> [Problem details]
Extract every line below that contains the word "start".

━━ Extracted information

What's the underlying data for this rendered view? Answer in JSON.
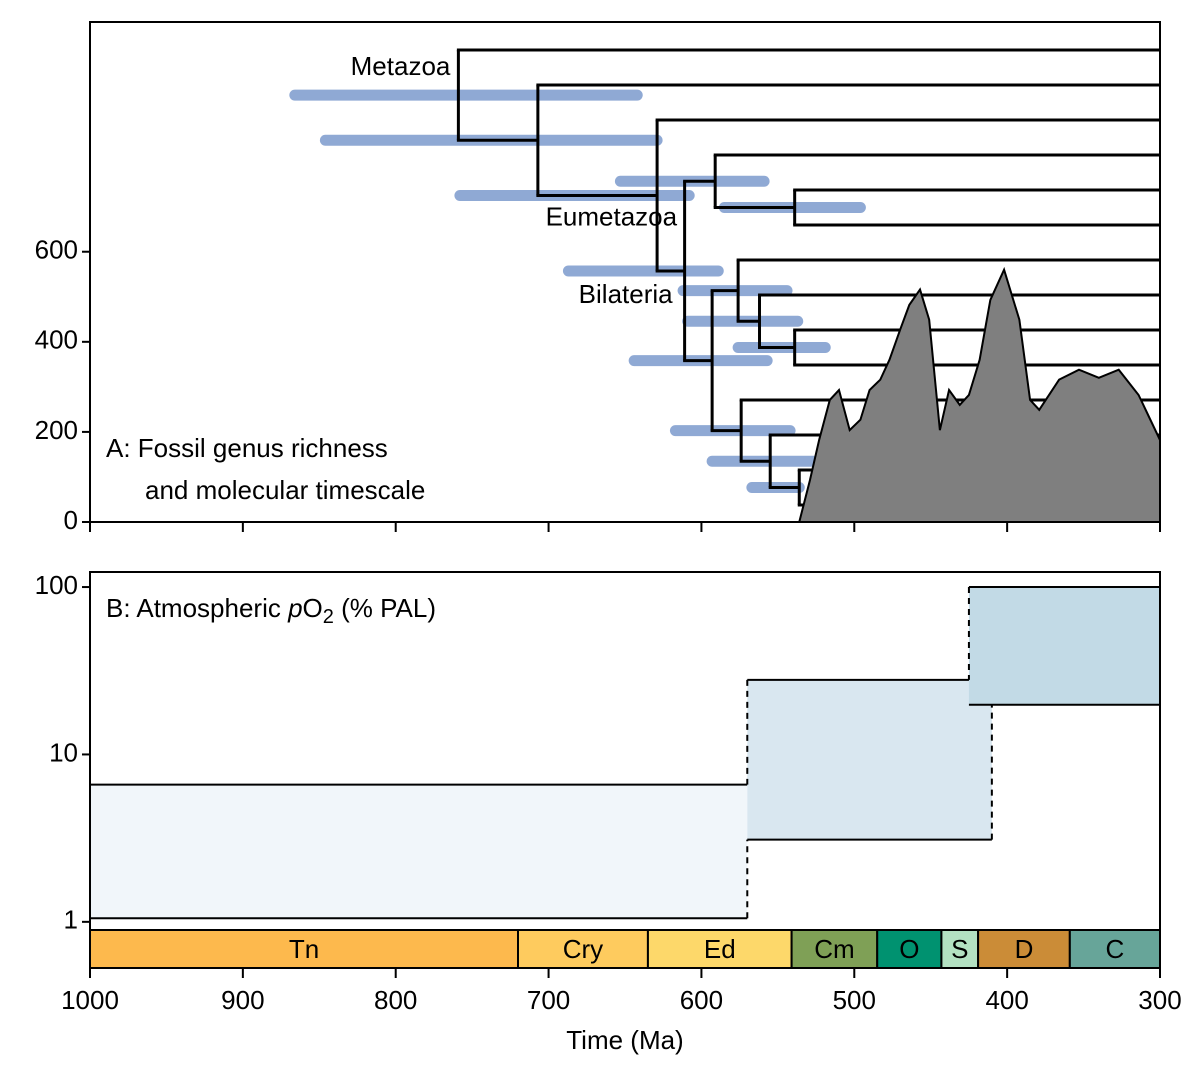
{
  "chart_data": [
    {
      "type": "area",
      "label": [
        "A: Fossil genus richness",
        "and molecular timescale"
      ],
      "ylim": [
        0,
        1110
      ],
      "yticks": [
        0,
        200,
        400,
        600
      ],
      "color": "#7f7f7f",
      "x": [
        536,
        529,
        523,
        516,
        510,
        503,
        496,
        490,
        483,
        477,
        470,
        464,
        457,
        451,
        444,
        438,
        431,
        425,
        418,
        411,
        402,
        392,
        385,
        379,
        366,
        353,
        340,
        327,
        314,
        300
      ],
      "values": [
        0,
        93,
        182,
        271,
        293,
        204,
        227,
        293,
        316,
        360,
        427,
        482,
        516,
        449,
        204,
        293,
        260,
        282,
        360,
        493,
        560,
        449,
        271,
        249,
        316,
        338,
        320,
        338,
        282,
        182
      ],
      "tree": {
        "color": "#000000",
        "ci_color": "#8fa9d4",
        "nodes": [
          {
            "label": "Metazoa",
            "age": 759,
            "ci": [
              866,
              642
            ]
          },
          {
            "age": 707,
            "ci": [
              846,
              629
            ]
          },
          {
            "label": "Eumetazoa",
            "age": 629,
            "ci": [
              758,
              608
            ]
          },
          {
            "label": "Bilateria",
            "age": 611,
            "ci": [
              687,
              589
            ]
          },
          {
            "age": 591,
            "ci": [
              653,
              559
            ]
          },
          {
            "age": 593,
            "ci": [
              644,
              557
            ]
          },
          {
            "age": 539,
            "ci": [
              585,
              496
            ]
          },
          {
            "age": 576,
            "ci": [
              612,
              544
            ]
          },
          {
            "age": 574,
            "ci": [
              617,
              542
            ]
          },
          {
            "age": 562,
            "ci": [
              609,
              537
            ]
          },
          {
            "age": 539,
            "ci": [
              576,
              519
            ]
          },
          {
            "age": 555,
            "ci": [
              593,
              526
            ]
          },
          {
            "age": 536,
            "ci": [
              567,
              536
            ]
          }
        ]
      }
    },
    {
      "type": "band",
      "label": [
        "B: Atmospheric ",
        "p",
        "O",
        "2",
        " (% PAL)"
      ],
      "log_scale": true,
      "ylim": [
        0.53,
        123
      ],
      "yticks": [
        1,
        10,
        100
      ],
      "xlim": [
        1000,
        300
      ],
      "xticks": [
        1000,
        900,
        800,
        700,
        600,
        500,
        400,
        300
      ],
      "x_label": "Time (Ma)",
      "intervals": [
        {
          "start": 1000,
          "end": 570,
          "low": 1.05,
          "high": 6.6,
          "color": "#f1f6fa"
        },
        {
          "start": 570,
          "end": 410,
          "low": 3.1,
          "high": 27.9,
          "color": "#d9e7f0"
        },
        {
          "start": 425,
          "end": 300,
          "low": 19.8,
          "high": 100,
          "color": "#c2dae6"
        }
      ],
      "periods": [
        {
          "name": "Tn",
          "start": 1000,
          "end": 720,
          "color": "#fdb94d"
        },
        {
          "name": "Cry",
          "start": 720,
          "end": 635,
          "color": "#fecb5e"
        },
        {
          "name": "Ed",
          "start": 635,
          "end": 541,
          "color": "#fdd86a"
        },
        {
          "name": "Cm",
          "start": 541,
          "end": 485,
          "color": "#7fa056"
        },
        {
          "name": "O",
          "start": 485,
          "end": 443,
          "color": "#009270"
        },
        {
          "name": "S",
          "start": 443,
          "end": 419,
          "color": "#b3e1c2"
        },
        {
          "name": "D",
          "start": 419,
          "end": 359,
          "color": "#cb8c37"
        },
        {
          "name": "C",
          "start": 359,
          "end": 300,
          "color": "#67a599"
        }
      ]
    }
  ]
}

━━━━

> [Response]
          "start": 1000,
          "start": 570,
          "start": 425,
          "start": 1000,
          "start": 720,
          "start": 635,
          "start": 541,
          "start": 485,
          "start": 443,
          "start": 419,
          "start": 359,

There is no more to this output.